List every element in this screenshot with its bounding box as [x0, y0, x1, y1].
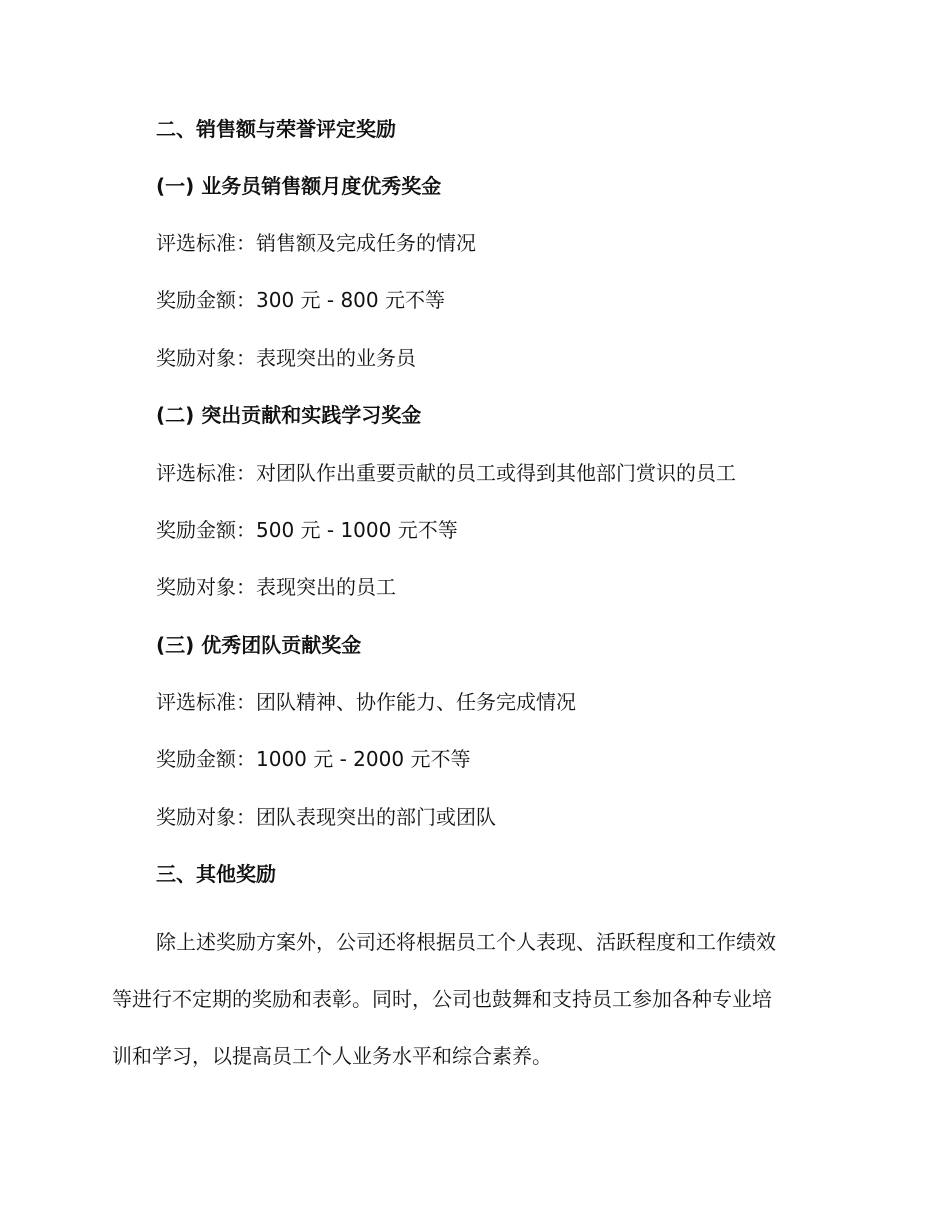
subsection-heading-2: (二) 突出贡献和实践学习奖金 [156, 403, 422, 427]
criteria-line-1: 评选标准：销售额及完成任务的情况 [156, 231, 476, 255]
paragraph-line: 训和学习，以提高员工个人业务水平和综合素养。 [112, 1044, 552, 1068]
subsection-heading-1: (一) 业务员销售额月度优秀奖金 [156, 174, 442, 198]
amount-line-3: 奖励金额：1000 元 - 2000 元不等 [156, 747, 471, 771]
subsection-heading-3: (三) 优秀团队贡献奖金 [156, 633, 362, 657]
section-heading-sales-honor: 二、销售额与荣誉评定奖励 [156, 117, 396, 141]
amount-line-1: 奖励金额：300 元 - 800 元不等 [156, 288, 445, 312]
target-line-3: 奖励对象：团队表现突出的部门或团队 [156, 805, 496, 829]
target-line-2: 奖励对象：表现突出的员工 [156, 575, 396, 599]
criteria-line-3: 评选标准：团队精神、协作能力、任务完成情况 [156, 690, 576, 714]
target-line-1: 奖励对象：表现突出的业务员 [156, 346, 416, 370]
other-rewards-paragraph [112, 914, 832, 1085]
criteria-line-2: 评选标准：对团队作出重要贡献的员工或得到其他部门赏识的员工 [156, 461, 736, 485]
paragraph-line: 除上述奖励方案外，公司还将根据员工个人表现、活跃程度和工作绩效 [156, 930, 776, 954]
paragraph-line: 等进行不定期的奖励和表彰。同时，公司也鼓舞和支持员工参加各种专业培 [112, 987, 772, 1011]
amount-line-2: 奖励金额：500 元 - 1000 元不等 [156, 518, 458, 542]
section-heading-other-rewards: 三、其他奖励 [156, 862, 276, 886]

● ● ● ● ● ● ●

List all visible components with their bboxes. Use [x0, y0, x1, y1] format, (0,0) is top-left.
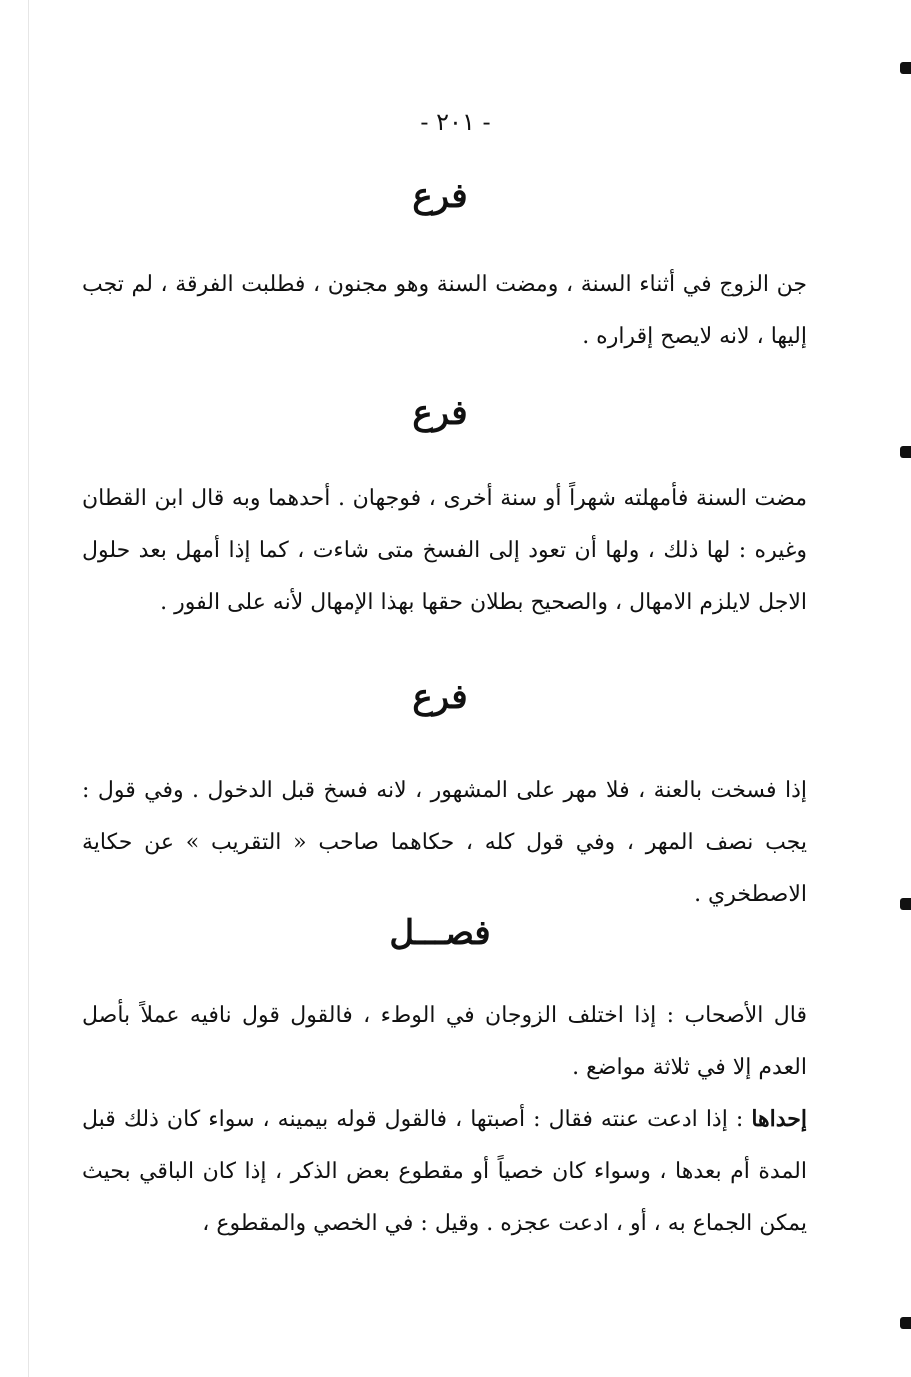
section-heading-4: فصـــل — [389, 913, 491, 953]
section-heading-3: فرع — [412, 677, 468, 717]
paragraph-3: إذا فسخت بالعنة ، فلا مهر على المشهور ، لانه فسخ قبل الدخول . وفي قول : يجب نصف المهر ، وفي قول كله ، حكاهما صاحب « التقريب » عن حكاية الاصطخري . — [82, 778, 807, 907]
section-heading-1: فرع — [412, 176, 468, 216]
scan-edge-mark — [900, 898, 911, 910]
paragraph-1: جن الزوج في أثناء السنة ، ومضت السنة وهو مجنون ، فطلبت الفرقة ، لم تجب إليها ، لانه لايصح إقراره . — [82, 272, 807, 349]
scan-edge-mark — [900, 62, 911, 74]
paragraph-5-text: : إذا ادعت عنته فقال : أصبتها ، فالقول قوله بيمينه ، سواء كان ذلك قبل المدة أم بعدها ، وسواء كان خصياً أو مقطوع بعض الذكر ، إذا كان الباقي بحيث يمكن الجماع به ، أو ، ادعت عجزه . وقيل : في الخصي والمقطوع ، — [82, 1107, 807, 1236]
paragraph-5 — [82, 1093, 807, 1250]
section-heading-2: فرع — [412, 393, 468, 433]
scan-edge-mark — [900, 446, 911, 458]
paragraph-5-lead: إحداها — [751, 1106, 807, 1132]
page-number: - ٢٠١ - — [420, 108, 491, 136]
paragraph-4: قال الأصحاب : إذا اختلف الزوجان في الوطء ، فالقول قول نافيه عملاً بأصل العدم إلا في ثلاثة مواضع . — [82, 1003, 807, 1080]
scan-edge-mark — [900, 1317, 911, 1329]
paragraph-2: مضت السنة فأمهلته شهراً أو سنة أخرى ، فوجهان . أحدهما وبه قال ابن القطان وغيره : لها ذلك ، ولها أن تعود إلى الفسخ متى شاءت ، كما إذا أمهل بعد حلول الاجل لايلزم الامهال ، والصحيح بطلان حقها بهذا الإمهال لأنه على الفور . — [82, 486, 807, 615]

● ● ● ● ● ● ●

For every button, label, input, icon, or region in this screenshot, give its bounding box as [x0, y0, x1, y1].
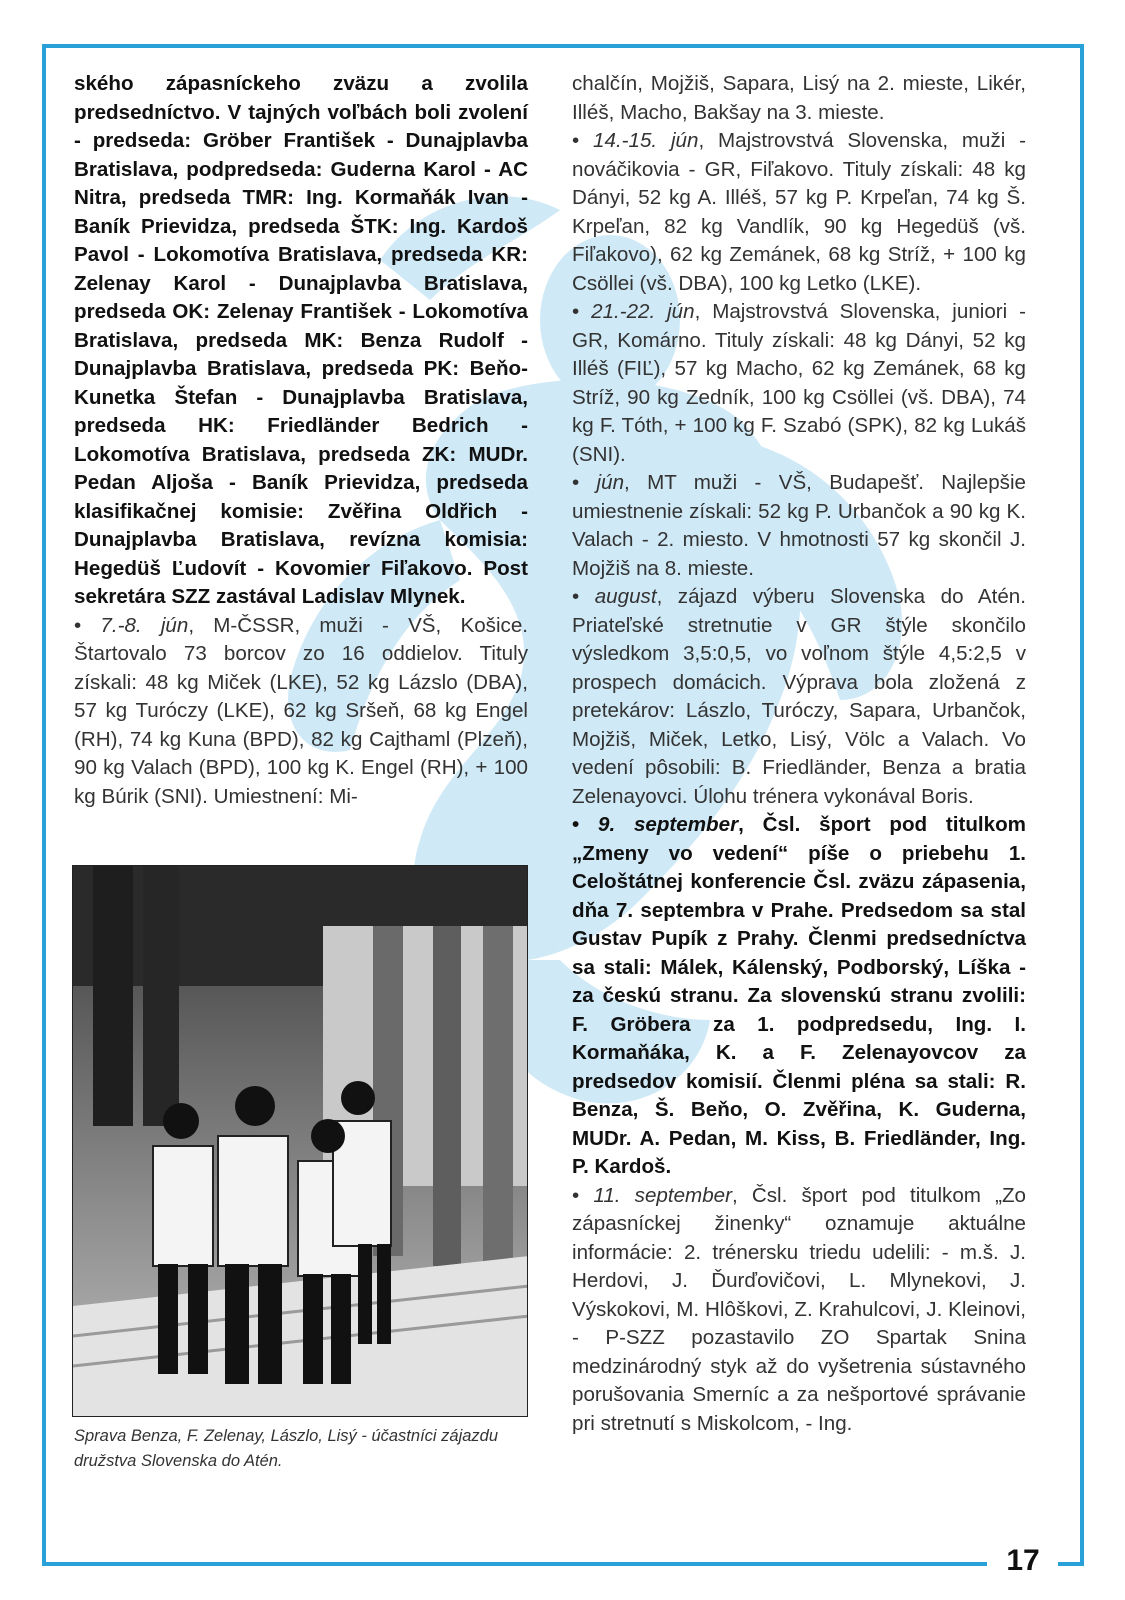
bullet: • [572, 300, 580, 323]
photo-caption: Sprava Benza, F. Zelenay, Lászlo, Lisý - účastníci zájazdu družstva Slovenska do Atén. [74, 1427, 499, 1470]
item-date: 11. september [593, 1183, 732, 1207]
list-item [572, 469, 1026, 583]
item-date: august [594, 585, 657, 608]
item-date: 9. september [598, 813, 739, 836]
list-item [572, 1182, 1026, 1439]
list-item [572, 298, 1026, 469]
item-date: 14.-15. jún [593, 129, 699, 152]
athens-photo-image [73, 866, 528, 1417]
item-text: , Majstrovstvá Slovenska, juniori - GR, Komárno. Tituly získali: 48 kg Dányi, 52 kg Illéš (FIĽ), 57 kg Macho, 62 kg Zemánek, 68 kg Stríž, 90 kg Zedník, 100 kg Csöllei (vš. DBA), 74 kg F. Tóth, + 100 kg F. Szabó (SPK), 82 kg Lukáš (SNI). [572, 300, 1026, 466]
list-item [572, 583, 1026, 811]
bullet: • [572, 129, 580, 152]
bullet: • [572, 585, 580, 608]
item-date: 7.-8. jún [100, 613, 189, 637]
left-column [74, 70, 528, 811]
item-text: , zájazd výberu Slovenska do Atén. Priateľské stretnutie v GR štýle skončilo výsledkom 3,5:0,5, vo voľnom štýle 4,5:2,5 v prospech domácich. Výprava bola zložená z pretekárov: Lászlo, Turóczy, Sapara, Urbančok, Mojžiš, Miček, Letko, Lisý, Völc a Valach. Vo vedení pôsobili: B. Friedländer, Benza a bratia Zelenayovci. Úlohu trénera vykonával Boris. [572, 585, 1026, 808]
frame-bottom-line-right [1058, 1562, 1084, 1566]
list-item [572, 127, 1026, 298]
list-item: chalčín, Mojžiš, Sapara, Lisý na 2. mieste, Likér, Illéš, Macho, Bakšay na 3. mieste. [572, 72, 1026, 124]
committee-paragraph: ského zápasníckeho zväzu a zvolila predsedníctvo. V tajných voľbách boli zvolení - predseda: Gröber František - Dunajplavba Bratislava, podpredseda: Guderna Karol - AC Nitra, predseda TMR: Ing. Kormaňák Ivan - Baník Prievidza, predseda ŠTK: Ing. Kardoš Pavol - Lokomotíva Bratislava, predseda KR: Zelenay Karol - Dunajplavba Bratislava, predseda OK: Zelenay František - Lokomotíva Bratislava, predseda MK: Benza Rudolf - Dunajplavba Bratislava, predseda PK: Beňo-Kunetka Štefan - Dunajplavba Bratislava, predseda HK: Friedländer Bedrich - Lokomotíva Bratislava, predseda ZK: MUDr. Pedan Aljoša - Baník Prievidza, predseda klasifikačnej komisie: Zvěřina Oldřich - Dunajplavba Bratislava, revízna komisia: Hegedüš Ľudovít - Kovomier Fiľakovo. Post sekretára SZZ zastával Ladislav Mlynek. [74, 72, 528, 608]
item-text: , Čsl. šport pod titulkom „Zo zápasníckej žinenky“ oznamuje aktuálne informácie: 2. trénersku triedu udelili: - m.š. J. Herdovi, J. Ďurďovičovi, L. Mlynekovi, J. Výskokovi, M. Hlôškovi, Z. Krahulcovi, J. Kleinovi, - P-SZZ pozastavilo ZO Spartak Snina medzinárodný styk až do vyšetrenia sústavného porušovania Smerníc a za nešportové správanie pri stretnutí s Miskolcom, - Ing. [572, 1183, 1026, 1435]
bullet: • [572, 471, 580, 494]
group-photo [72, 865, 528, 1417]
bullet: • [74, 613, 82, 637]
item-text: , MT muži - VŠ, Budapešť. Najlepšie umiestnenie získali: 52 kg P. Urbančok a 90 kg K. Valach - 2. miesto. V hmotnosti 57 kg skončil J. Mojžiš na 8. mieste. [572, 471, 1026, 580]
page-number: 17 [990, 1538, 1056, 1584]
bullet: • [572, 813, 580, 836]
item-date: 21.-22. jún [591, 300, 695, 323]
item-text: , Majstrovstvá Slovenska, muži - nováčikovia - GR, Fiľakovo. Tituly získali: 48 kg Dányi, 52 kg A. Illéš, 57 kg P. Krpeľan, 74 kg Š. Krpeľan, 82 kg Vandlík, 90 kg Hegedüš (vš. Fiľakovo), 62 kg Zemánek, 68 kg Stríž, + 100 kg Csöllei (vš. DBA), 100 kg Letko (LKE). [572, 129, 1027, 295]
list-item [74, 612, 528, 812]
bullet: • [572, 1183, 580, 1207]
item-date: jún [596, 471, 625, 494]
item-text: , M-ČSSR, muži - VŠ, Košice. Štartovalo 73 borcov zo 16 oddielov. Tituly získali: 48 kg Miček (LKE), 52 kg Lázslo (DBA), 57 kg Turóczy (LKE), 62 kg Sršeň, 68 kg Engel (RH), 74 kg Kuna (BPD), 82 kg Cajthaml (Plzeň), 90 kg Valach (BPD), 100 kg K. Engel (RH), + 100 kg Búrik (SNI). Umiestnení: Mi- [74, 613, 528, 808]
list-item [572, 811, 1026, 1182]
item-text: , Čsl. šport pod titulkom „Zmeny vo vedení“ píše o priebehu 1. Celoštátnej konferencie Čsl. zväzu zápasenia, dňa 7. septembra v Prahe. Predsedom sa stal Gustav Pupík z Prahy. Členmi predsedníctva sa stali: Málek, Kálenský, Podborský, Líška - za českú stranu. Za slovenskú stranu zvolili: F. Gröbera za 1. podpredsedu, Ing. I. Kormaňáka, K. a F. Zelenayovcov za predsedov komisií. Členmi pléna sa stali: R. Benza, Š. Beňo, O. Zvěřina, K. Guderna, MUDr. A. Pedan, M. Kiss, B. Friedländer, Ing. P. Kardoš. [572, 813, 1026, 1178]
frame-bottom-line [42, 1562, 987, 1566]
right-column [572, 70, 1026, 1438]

● ● ● ● ● ● ●

### Exercise objective
Reproduce word for word the record lines starting at the line that contains "section-heading-4: فصـــل —" and ending at the line that contains "scan-edge-mark — [900, 62, 911, 74]", including both of those lines.

### Answer in full
section-heading-4: فصـــل — [389, 913, 491, 953]
section-heading-3: فرع — [412, 677, 468, 717]
paragraph-3: إذا فسخت بالعنة ، فلا مهر على المشهور ، لانه فسخ قبل الدخول . وفي قول : يجب نصف المهر ، وفي قول كله ، حكاهما صاحب « التقريب » عن حكاية الاصطخري . — [82, 778, 807, 907]
section-heading-1: فرع — [412, 176, 468, 216]
scan-edge-mark — [900, 898, 911, 910]
paragraph-1: جن الزوج في أثناء السنة ، ومضت السنة وهو مجنون ، فطلبت الفرقة ، لم تجب إليها ، لانه لايصح إقراره . — [82, 272, 807, 349]
scan-edge-mark — [900, 62, 911, 74]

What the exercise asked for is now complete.